## Begin Data supplied

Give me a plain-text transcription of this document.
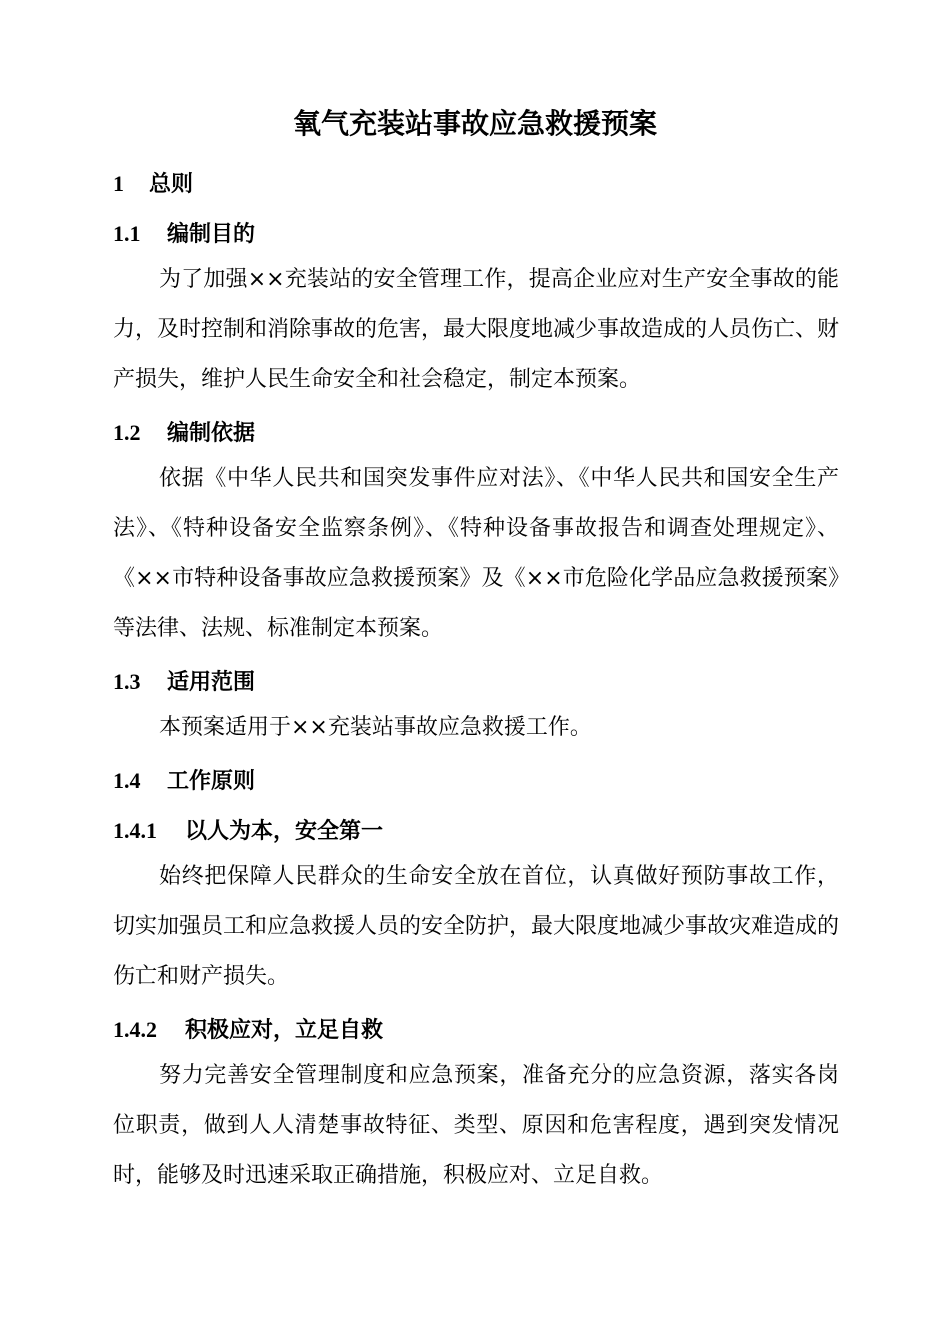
氧气充装站事故应急救援预案
1 总则
1.1 编制目的

为了加强××充装站的安全管理工作，提高企业应对生产安全事故的能力，及时控制和消除事故的危害，最大限度地减少事故造成的人员伤亡、财产损失，维护人民生命安全和社会稳定，制定本预案。

1.2 编制依据

依据《中华人民共和国突发事件应对法》、《中华人民共和国安全生产法》、《特种设备安全监察条例》、《特种设备事故报告和调查处理规定》、《××市特种设备事故应急救援预案》及《××市危险化学品应急救援预案》等法律、法规、标准制定本预案。

1.3 适用范围

本预案适用于××充装站事故应急救援工作。

1.4 工作原则
1.4.1 以人为本，安全第一

始终把保障人民群众的生命安全放在首位，认真做好预防事故工作，切实加强员工和应急救援人员的安全防护，最大限度地减少事故灾难造成的伤亡和财产损失。

1.4.2 积极应对，立足自救

努力完善安全管理制度和应急预案，准备充分的应急资源，落实各岗位职责，做到人人清楚事故特征、类型、原因和危害程度，遇到突发情况时，能够及时迅速采取正确措施，积极应对、立足自救。
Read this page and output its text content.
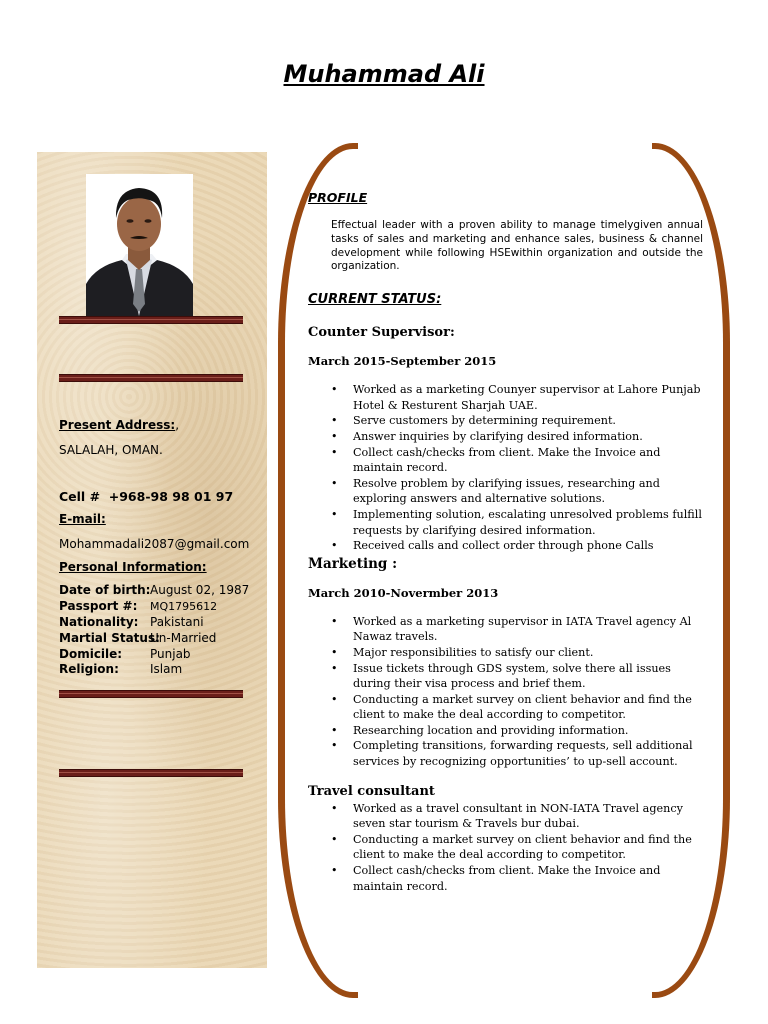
Muhammad Ali
Present Address:,
SALALAH, OMAN.
Cell # +968-98 98 01 97
E-mail:
Mohammadali2087@gmail.com
Personal Information:
Date of birth:August 02, 1987
Passport #: MQ1795612
Nationality: Pakistani
Martial Status:Un-Married
Domicile: Punjab
Religion:	Islam
PROFILE
Effectual leader with a proven ability to manage timelygiven annual tasks of sales and marketing and enhance sales, business & channel development while following HSEwithin organization and outside the organization.
CURRENT STATUS:
Counter Supervisor:
March 2015-September 2015
• Worked as a marketing Counyer supervisor at Lahore Punjab Hotel & Resturent Sharjah UAE.
• Serve customers by determining requirement.
• Answer inquiries by clarifying desired information.
• Collect cash/checks from client. Make the Invoice and maintain record.
• Resolve problem by clarifying issues, researching and exploring answers and alternative solutions.
• Implementing solution, escalating unresolved problems fulfill requests by clarifying desired information.
• Received calls and collect order through phone Calls
Marketing :
March 2010-Novermber 2013
• Worked as a marketing supervisor in IATA Travel agency Al Nawaz travels.
• Major responsibilities to satisfy our client.
• Issue tickets through GDS system, solve there all issues during their visa process and brief them.
• Conducting a market survey on client behavior and find the client to make the deal according to competitor.
• Researching location and providing information.
• Completing transitions, forwarding requests, sell additional services by recognizing opportunities’ to up-sell account.
Travel consultant
• Worked as a travel consultant in NON-IATA Travel agency seven star tourism & Travels bur dubai.
• Conducting a market survey on client behavior and find the client to make the deal according to competitor.
• Collect cash/checks from client. Make the Invoice and maintain record.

## End Data supplied

Short task: Exclude the images and reproduce the remaining data exactly.

Solution for this task:
Give me a plain-text transcription of this document.
氧气充装站事故应急救援预案
1 总则
1.1 编制目的

为了加强××充装站的安全管理工作，提高企业应对生产安全事故的能力，及时控制和消除事故的危害，最大限度地减少事故造成的人员伤亡、财产损失，维护人民生命安全和社会稳定，制定本预案。

1.2 编制依据

依据《中华人民共和国突发事件应对法》、《中华人民共和国安全生产法》、《特种设备安全监察条例》、《特种设备事故报告和调查处理规定》、《××市特种设备事故应急救援预案》及《××市危险化学品应急救援预案》等法律、法规、标准制定本预案。

1.3 适用范围

本预案适用于××充装站事故应急救援工作。

1.4 工作原则
1.4.1 以人为本，安全第一

始终把保障人民群众的生命安全放在首位，认真做好预防事故工作，切实加强员工和应急救援人员的安全防护，最大限度地减少事故灾难造成的伤亡和财产损失。

1.4.2 积极应对，立足自救

努力完善安全管理制度和应急预案，准备充分的应急资源，落实各岗位职责，做到人人清楚事故特征、类型、原因和危害程度，遇到突发情况时，能够及时迅速采取正确措施，积极应对、立足自救。
Read this page and output its text content.
Muhammad Ali
Present Address:,
SALALAH, OMAN.
Cell # +968-98 98 01 97
E-mail:
Mohammadali2087@gmail.com
Personal Information:
Date of birth:August 02, 1987
Passport #: MQ1795612
Nationality: Pakistani
Martial Status:Un-Married
Domicile: Punjab
Religion:	Islam
PROFILE
Effectual leader with a proven ability to manage timelygiven annual tasks of sales and marketing and enhance sales, business & channel development while following HSEwithin organization and outside the organization.
CURRENT STATUS:
Counter Supervisor:
March 2015-September 2015
• Worked as a marketing Counyer supervisor at Lahore Punjab Hotel & Resturent Sharjah UAE.
• Serve customers by determining requirement.
• Answer inquiries by clarifying desired information.
• Collect cash/checks from client. Make the Invoice and maintain record.
• Resolve problem by clarifying issues, researching and exploring answers and alternative solutions.
• Implementing solution, escalating unresolved problems fulfill requests by clarifying desired information.
• Received calls and collect order through phone Calls
Marketing :
March 2010-Novermber 2013
• Worked as a marketing supervisor in IATA Travel agency Al Nawaz travels.
• Major responsibilities to satisfy our client.
• Issue tickets through GDS system, solve there all issues during their visa process and brief them.
• Conducting a market survey on client behavior and find the client to make the deal according to competitor.
• Researching location and providing information.
• Completing transitions, forwarding requests, sell additional services by recognizing opportunities’ to up-sell account.
Travel consultant
• Worked as a travel consultant in NON-IATA Travel agency seven star tourism & Travels bur dubai.
• Conducting a market survey on client behavior and find the client to make the deal according to competitor.
• Collect cash/checks from client. Make the Invoice and maintain record.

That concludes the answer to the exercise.